> **WHAT THIS TASK INVOLVES**: Sort through the data and copy the lines holding the word "영위하는".

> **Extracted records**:
☆ ☆ ☆ ☆
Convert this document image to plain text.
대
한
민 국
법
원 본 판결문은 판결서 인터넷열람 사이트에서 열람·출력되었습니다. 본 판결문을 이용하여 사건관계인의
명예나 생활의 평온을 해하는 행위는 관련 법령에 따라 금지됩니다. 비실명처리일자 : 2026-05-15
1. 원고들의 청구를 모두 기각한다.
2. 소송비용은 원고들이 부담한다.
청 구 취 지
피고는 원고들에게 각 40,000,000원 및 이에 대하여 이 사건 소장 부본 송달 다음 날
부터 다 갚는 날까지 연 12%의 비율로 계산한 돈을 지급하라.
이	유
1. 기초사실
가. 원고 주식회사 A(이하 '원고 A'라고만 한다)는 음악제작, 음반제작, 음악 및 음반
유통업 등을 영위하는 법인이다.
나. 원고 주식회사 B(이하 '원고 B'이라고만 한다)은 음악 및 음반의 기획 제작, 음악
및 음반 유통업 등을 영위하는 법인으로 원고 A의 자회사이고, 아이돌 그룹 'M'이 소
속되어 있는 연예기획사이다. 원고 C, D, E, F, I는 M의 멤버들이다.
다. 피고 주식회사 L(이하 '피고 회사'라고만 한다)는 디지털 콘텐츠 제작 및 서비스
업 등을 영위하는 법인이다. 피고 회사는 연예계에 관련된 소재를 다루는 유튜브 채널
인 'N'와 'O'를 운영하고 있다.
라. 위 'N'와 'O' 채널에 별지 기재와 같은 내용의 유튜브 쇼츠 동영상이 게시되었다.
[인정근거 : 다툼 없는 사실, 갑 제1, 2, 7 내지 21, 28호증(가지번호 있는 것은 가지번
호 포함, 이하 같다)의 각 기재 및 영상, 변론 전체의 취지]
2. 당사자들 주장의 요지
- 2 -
☆ ☆ ☆ ☆
> **REPLY TO THE TASK**:
유통업 등을 영위하는 법인이다.
및 음반 유통업 등을 영위하는 법인으로 원고 A의 자회사이고, 아이돌 그룹 'M'이 소
업 등을 영위하는 법인이다. 피고 회사는 연예계에 관련된 소재를 다루는 유튜브 채널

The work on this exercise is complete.